---- Dataset records

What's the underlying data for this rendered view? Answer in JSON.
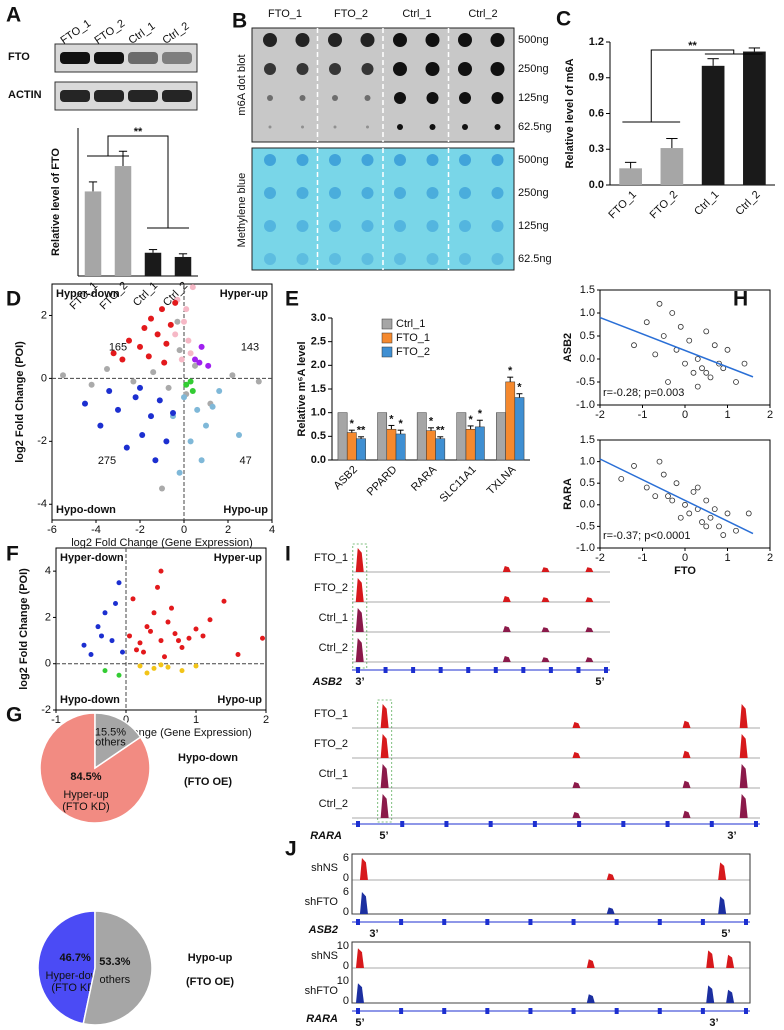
{
  "panel_labels": [
    "A",
    "B",
    "C",
    "D",
    "E",
    "F",
    "G",
    "H",
    "I",
    "J"
  ],
  "blot_A": {
    "samples": [
      "FTO_1",
      "FTO_2",
      "Ctrl_1",
      "Ctrl_2"
    ],
    "rows": [
      "FTO",
      "ACTIN"
    ]
  },
  "blot_B": {
    "samples": [
      "FTO_1",
      "FTO_2",
      "Ctrl_1",
      "Ctrl_2"
    ],
    "amounts": [
      "500ng",
      "250ng",
      "125ng",
      "62.5ng"
    ],
    "stains": [
      "m6A dot blot",
      "Methylene blue"
    ]
  },
  "chart_data": [
    {
      "type": "bar",
      "categories": [
        "FTO_1",
        "FTO_2",
        "Ctrl_1",
        "Ctrl_2"
      ],
      "values": [
        4.0,
        5.2,
        1.1,
        0.9
      ],
      "errors": [
        0.45,
        0.7,
        0.15,
        0.15
      ],
      "colors": [
        "#a6a6a6",
        "#a6a6a6",
        "#1a1a1a",
        "#1a1a1a"
      ],
      "ylim": [
        0,
        7
      ],
      "y_label": "Relative level of FTO",
      "annotation": "**"
    },
    {
      "type": "bar",
      "categories": [
        "FTO_1",
        "FTO_2",
        "Ctrl_1",
        "Ctrl_2"
      ],
      "values": [
        0.14,
        0.31,
        1.0,
        1.12
      ],
      "errors": [
        0.05,
        0.08,
        0.06,
        0.03
      ],
      "colors": [
        "#a6a6a6",
        "#a6a6a6",
        "#1a1a1a",
        "#1a1a1a"
      ],
      "ylim": [
        0,
        1.2
      ],
      "yticks": [
        {
          "value": 0,
          "label": "0.0"
        },
        0.3,
        0.6,
        0.9,
        1.2
      ],
      "y_label": "Relative level of m6A",
      "annotation": "**"
    },
    {
      "type": "bar",
      "categories": [
        "ASB2",
        "PPARD",
        "RARA",
        "SLC11A1",
        "TXLNA"
      ],
      "ylim": [
        0,
        3
      ],
      "yticks": [
        {
          "value": 0,
          "label": "0.0"
        },
        0.5,
        {
          "value": 1,
          "label": "1.0"
        },
        1.5,
        {
          "value": 2,
          "label": "2.0"
        },
        2.5,
        {
          "value": 3,
          "label": "3.0"
        }
      ],
      "y_label": "Relative m⁶A level",
      "legend": "upper-left",
      "series": [
        {
          "name": "Ctrl_1",
          "color": "#a6a6a6",
          "values": [
            1,
            1,
            1,
            1,
            1
          ]
        },
        {
          "name": "FTO_1",
          "color": "#f5892e",
          "values": [
            0.58,
            0.65,
            0.62,
            0.65,
            1.65
          ],
          "errors": [
            0.05,
            0.08,
            0.06,
            0.07,
            0.1
          ],
          "stars": [
            "*",
            "*",
            "*",
            "*",
            "*"
          ]
        },
        {
          "name": "FTO_2",
          "color": "#3f8fd2",
          "values": [
            0.45,
            0.55,
            0.45,
            0.7,
            1.32
          ],
          "errors": [
            0.04,
            0.08,
            0.04,
            0.14,
            0.08
          ],
          "stars": [
            "**",
            "*",
            "**",
            "*",
            "*"
          ]
        }
      ]
    },
    {
      "type": "scatter",
      "x_label": "log2 Fold Change (Gene Expression)",
      "y_label": "log2 Fold Change (POI)",
      "xlim": [
        -6,
        4
      ],
      "xticks": [
        -6,
        -4,
        -2,
        0,
        2,
        4
      ],
      "ylim": [
        -4.5,
        3
      ],
      "yticks": [
        -4,
        -2,
        0,
        2
      ],
      "quadrant_labels": [
        "Hyper-down",
        "Hyper-up",
        "Hypo-down",
        "Hypo-up"
      ],
      "counts": [
        165,
        143,
        275,
        47
      ],
      "series": [
        {
          "color": "#aaaaaa",
          "x": [
            -5.5,
            -4.2,
            -3.5,
            -2.3,
            -1.4,
            -0.7,
            -0.2,
            0.1,
            0.5,
            1.2,
            2.2,
            3.4,
            -1.0,
            -0.3
          ],
          "values": [
            0.1,
            -0.2,
            0.3,
            -0.1,
            0.2,
            -0.3,
            0.9,
            -0.5,
            0.4,
            -0.8,
            0.1,
            -0.1,
            -3.5,
            1.8
          ]
        },
        {
          "color": "#f6b8c6",
          "x": [
            -0.3,
            0,
            0.2,
            0.4,
            -0.1,
            0.3,
            0.1,
            -0.4
          ],
          "values": [
            2.5,
            1.8,
            1.2,
            2.9,
            0.6,
            0.8,
            2.2,
            1.4
          ]
        },
        {
          "color": "#7fb8d8",
          "x": [
            -0.5,
            0,
            0.3,
            0.6,
            1.0,
            1.6,
            2.5,
            -0.2,
            0.8,
            1.3
          ],
          "values": [
            -1.2,
            -0.6,
            -2.0,
            -1.0,
            -1.5,
            -0.4,
            -1.8,
            -3.0,
            -2.6,
            -0.9
          ]
        },
        {
          "color": "#e3191c",
          "x": [
            -3.2,
            -2.5,
            -2,
            -1.8,
            -1.5,
            -1.2,
            -1,
            -0.8,
            -0.6,
            -0.4,
            -2.8,
            -1.6,
            -0.9
          ],
          "values": [
            0.8,
            1.2,
            1.0,
            1.6,
            1.9,
            1.4,
            2.2,
            1.1,
            1.7,
            2.4,
            0.6,
            0.7,
            0.5
          ]
        },
        {
          "color": "#1c2fd0",
          "x": [
            -4.5,
            -3.8,
            -3,
            -2.6,
            -2.2,
            -1.9,
            -1.5,
            -1.1,
            -0.8,
            -0.5,
            -3.4,
            -2.0,
            -1.3
          ],
          "values": [
            -0.8,
            -1.5,
            -1.0,
            -2.2,
            -0.6,
            -1.8,
            -1.2,
            -0.7,
            -2.0,
            -1.1,
            -0.4,
            -0.3,
            -2.6
          ]
        },
        {
          "color": "#a020f0",
          "x": [
            0.5,
            0.8,
            1.1,
            0.7
          ],
          "values": [
            0.6,
            1.0,
            0.4,
            0.5
          ]
        },
        {
          "color": "#33cc33",
          "x": [
            0.1,
            0.4,
            0.3
          ],
          "values": [
            -0.2,
            -0.4,
            -0.1
          ]
        }
      ]
    },
    {
      "type": "scatter",
      "x_label": "log2 Fold Change (Gene Expression)",
      "y_label": "log2 Fold Change (POI)",
      "xlim": [
        -1,
        2
      ],
      "xticks": [
        -1,
        0,
        1,
        2
      ],
      "ylim": [
        -2,
        5
      ],
      "yticks": [
        -2,
        0,
        2,
        4
      ],
      "quadrant_labels": [
        "Hyper-down",
        "Hyper-up",
        "Hypo-down",
        "Hypo-up"
      ],
      "series": [
        {
          "color": "#e3191c",
          "x": [
            0.05,
            0.1,
            0.2,
            0.3,
            0.4,
            0.5,
            0.6,
            0.7,
            0.8,
            0.9,
            1.0,
            1.2,
            1.4,
            1.6,
            0.25,
            0.45,
            0.65,
            0.35,
            0.55,
            0.15,
            0.75,
            1.1,
            1.95,
            0.5
          ],
          "values": [
            1.2,
            2.8,
            0.9,
            1.6,
            2.2,
            1.0,
            1.8,
            1.3,
            0.7,
            1.1,
            1.5,
            1.9,
            2.7,
            0.4,
            0.5,
            3.3,
            2.4,
            1.4,
            0.3,
            0.6,
            1.0,
            1.2,
            1.1,
            4.0
          ]
        },
        {
          "color": "#1c2fd0",
          "x": [
            -0.6,
            -0.4,
            -0.3,
            -0.2,
            -0.1,
            -0.05,
            -0.35,
            -0.15,
            -0.5
          ],
          "values": [
            0.8,
            1.6,
            2.2,
            1.0,
            3.5,
            0.5,
            1.2,
            2.6,
            0.4
          ]
        },
        {
          "color": "#f2c418",
          "x": [
            0.2,
            0.4,
            0.6,
            0.8,
            1.0,
            0.3,
            0.5
          ],
          "values": [
            -0.1,
            -0.2,
            -0.15,
            -0.3,
            -0.1,
            -0.4,
            -0.05
          ]
        },
        {
          "color": "#33cc33",
          "x": [
            -0.3,
            -0.1
          ],
          "values": [
            -0.3,
            -0.5
          ]
        }
      ]
    },
    {
      "type": "pie",
      "values": [
        84.5,
        15.5
      ],
      "value_labels": [
        "84.5%",
        "15.5%"
      ],
      "labels": [
        [
          "Hyper-up",
          "(FTO KD)"
        ],
        [
          "others"
        ]
      ],
      "colors": [
        "#f28b82",
        "#a6a6a6"
      ],
      "side_label": [
        "Hypo-down",
        "(FTO OE)"
      ],
      "side_color": "#e3191c"
    },
    {
      "type": "pie",
      "values": [
        46.7,
        53.3
      ],
      "value_labels": [
        "46.7%",
        "53.3%"
      ],
      "labels": [
        [
          "Hyper-down",
          "(FTO KD)"
        ],
        [
          "others"
        ]
      ],
      "colors": [
        "#4b4bf5",
        "#a6a6a6"
      ],
      "side_label": [
        "Hypo-up",
        "(FTO OE)"
      ],
      "side_color": "#1c2fd0"
    },
    {
      "type": "scatter",
      "marker": "open",
      "trendline": true,
      "y_label": "ASB2",
      "annotation": "r=-0.28; p=0.003",
      "xlim": [
        -2,
        2
      ],
      "xticks": [
        -2,
        -1,
        0,
        1,
        2
      ],
      "ylim": [
        -1,
        1.5
      ],
      "yticks": [
        {
          "value": -1,
          "label": "-1.0"
        },
        -0.5,
        {
          "value": 0,
          "label": "0.0"
        },
        0.5,
        {
          "value": 1,
          "label": "1.0"
        },
        1.5
      ],
      "series": [
        {
          "color": "#333333",
          "x": [
            -1.2,
            -0.9,
            -0.7,
            -0.5,
            -0.3,
            -0.2,
            0,
            0.1,
            0.2,
            0.3,
            0.4,
            0.5,
            0.6,
            0.8,
            1.0,
            1.2,
            -0.6,
            0.3,
            -0.1,
            0.7,
            0.9,
            -0.4,
            0.5,
            1.4
          ],
          "values": [
            0.3,
            0.8,
            0.1,
            0.5,
            1.0,
            0.2,
            -0.1,
            0.4,
            -0.3,
            0.0,
            -0.2,
            0.6,
            -0.4,
            -0.1,
            0.2,
            -0.5,
            1.2,
            -0.6,
            0.7,
            0.3,
            -0.2,
            -0.5,
            -0.3,
            -0.1
          ]
        }
      ]
    },
    {
      "type": "scatter",
      "marker": "open",
      "trendline": true,
      "y_label": "RARA",
      "x_label": "FTO",
      "annotation": "r=-0.37; p<0.0001",
      "xlim": [
        -2,
        2
      ],
      "xticks": [
        -2,
        -1,
        0,
        1,
        2
      ],
      "ylim": [
        -1,
        1.5
      ],
      "yticks": [
        {
          "value": -1,
          "label": "-1.0"
        },
        -0.5,
        {
          "value": 0,
          "label": "0.0"
        },
        0.5,
        {
          "value": 1,
          "label": "1.0"
        },
        1.5
      ],
      "series": [
        {
          "color": "#333333",
          "x": [
            -1.5,
            -1.2,
            -0.9,
            -0.7,
            -0.5,
            -0.3,
            -0.2,
            0,
            0.1,
            0.2,
            0.3,
            0.4,
            0.5,
            0.6,
            0.8,
            1.0,
            1.2,
            -0.6,
            0.3,
            -0.1,
            0.7,
            0.9,
            -0.4,
            0.5,
            1.5
          ],
          "values": [
            0.6,
            0.9,
            0.4,
            0.2,
            0.7,
            0.1,
            0.5,
            0.0,
            -0.2,
            0.3,
            -0.1,
            -0.4,
            0.1,
            -0.3,
            -0.5,
            -0.2,
            -0.6,
            1.0,
            0.4,
            -0.3,
            -0.1,
            -0.7,
            0.2,
            -0.5,
            -0.2
          ]
        }
      ]
    }
  ],
  "track_I": {
    "samples": [
      "FTO_1",
      "FTO_2",
      "Ctrl_1",
      "Ctrl_2"
    ],
    "genes": [
      {
        "name": "ASB2",
        "ends": [
          "3’",
          "5’"
        ]
      },
      {
        "name": "RARA",
        "ends": [
          "5’",
          "3’"
        ]
      }
    ]
  },
  "track_J": {
    "samples": [
      "shNS",
      "shFTO"
    ],
    "genes": [
      {
        "name": "ASB2",
        "ends": [
          "3’",
          "5’"
        ],
        "scale": [
          6,
          0
        ]
      },
      {
        "name": "RARA",
        "ends": [
          "5’",
          "3’"
        ],
        "scale": [
          10,
          0
        ]
      }
    ]
  }
}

--------

• Exercise: One number only, please: the count of lines in the data that hold the word "level".

• Final answer: 3